» Do this: Tally the lines holding the string "high" and reply with that number alone.

» Data for processing:
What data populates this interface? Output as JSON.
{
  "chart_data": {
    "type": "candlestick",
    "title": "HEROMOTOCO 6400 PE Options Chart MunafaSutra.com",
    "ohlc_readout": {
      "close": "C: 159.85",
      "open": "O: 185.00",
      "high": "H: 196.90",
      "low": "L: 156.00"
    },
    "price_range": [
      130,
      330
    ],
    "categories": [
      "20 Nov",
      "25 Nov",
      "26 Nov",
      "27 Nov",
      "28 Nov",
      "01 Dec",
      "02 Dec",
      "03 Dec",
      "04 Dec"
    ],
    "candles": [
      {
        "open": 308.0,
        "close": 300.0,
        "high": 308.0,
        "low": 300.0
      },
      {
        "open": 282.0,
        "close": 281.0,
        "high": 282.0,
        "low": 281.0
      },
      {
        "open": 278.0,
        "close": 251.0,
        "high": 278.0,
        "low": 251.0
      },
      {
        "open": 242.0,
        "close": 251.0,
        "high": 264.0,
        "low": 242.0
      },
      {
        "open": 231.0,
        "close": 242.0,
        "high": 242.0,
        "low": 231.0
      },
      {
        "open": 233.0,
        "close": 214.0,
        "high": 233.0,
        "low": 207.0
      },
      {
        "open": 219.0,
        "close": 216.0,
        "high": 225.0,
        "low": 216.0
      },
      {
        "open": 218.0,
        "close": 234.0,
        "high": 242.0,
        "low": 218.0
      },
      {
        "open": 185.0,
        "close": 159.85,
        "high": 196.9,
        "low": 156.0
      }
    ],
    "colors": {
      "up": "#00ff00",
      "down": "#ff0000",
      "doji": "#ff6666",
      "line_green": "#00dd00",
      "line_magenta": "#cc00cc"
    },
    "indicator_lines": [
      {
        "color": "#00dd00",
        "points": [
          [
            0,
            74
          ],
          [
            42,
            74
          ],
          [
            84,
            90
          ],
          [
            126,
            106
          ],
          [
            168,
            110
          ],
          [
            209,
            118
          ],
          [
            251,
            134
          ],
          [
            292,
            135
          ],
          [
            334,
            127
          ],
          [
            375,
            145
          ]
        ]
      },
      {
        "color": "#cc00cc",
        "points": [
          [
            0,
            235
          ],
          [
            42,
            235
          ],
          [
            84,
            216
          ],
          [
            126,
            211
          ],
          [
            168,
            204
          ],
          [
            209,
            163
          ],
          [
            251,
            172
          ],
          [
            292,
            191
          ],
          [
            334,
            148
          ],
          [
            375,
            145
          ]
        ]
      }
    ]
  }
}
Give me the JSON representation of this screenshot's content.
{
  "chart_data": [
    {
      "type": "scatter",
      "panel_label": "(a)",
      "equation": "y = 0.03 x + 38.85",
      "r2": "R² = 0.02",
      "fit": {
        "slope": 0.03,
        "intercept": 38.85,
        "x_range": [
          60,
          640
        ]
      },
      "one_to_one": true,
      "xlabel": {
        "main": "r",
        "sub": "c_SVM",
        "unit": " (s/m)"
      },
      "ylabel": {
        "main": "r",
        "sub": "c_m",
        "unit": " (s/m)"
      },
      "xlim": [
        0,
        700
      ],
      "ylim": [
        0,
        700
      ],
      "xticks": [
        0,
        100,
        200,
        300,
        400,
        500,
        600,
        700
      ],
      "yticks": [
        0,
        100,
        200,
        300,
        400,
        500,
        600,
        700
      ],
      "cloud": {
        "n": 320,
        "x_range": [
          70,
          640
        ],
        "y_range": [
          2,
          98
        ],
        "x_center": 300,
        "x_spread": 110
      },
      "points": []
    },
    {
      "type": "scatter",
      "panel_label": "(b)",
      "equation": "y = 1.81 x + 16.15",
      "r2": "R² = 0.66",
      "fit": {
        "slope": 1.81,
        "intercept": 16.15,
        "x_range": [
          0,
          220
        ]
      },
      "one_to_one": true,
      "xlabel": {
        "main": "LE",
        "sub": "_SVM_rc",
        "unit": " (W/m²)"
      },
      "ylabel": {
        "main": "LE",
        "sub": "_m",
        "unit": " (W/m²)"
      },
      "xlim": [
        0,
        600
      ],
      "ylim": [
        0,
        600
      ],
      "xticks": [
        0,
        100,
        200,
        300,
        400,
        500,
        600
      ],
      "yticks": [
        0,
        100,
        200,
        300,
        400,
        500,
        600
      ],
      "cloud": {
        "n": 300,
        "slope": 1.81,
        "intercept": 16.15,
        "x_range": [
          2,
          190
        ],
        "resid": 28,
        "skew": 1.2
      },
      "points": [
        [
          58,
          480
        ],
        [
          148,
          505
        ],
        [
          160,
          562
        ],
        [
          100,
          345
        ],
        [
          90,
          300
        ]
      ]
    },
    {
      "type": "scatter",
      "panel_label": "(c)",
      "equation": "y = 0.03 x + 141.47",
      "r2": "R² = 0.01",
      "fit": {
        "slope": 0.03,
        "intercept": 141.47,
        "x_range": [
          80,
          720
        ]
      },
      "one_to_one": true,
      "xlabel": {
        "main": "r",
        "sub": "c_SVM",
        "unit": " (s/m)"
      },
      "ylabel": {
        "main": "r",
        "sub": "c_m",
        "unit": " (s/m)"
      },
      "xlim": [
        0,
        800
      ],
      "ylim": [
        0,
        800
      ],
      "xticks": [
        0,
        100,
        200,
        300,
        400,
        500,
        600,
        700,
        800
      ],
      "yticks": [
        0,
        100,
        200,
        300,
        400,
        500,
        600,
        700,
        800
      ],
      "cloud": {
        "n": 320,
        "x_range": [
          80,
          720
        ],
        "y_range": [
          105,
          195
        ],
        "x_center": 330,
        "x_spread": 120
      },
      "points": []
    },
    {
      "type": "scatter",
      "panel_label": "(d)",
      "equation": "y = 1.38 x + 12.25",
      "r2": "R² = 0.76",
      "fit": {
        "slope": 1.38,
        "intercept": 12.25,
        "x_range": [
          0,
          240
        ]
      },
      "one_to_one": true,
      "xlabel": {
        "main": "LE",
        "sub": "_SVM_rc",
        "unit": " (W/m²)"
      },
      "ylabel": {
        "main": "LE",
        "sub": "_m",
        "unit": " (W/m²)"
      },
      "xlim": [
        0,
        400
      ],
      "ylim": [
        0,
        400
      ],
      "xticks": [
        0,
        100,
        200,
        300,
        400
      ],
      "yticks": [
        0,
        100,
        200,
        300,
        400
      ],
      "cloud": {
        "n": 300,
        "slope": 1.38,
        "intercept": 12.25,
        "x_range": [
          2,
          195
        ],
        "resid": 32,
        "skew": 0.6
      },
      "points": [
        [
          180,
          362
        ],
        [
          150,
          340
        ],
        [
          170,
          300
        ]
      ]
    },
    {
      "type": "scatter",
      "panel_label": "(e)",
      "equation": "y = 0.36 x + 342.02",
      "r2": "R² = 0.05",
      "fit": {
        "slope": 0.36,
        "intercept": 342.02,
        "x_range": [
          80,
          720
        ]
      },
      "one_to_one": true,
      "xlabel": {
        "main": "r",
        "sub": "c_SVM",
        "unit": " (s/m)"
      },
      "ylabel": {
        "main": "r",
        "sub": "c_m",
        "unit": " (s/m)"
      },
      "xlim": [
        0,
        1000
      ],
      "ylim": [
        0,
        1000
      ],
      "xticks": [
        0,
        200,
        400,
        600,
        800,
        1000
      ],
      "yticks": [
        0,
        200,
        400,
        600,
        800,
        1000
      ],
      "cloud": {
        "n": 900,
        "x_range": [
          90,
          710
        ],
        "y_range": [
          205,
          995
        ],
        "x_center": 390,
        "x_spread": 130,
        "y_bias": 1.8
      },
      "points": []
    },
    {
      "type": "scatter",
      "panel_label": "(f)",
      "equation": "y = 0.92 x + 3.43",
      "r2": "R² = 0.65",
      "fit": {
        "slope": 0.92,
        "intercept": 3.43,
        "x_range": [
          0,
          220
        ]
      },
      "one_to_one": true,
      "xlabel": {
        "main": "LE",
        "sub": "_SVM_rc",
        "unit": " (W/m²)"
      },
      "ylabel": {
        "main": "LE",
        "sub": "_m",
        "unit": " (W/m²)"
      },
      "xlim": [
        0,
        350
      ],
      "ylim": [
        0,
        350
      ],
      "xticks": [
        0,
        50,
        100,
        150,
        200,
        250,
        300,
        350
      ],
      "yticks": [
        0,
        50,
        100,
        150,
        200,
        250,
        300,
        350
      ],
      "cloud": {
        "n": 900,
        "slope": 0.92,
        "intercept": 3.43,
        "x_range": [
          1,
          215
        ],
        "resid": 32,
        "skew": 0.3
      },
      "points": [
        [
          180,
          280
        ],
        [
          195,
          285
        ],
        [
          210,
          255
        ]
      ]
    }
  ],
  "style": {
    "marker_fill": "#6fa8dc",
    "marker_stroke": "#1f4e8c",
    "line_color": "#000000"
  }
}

» Task result: 10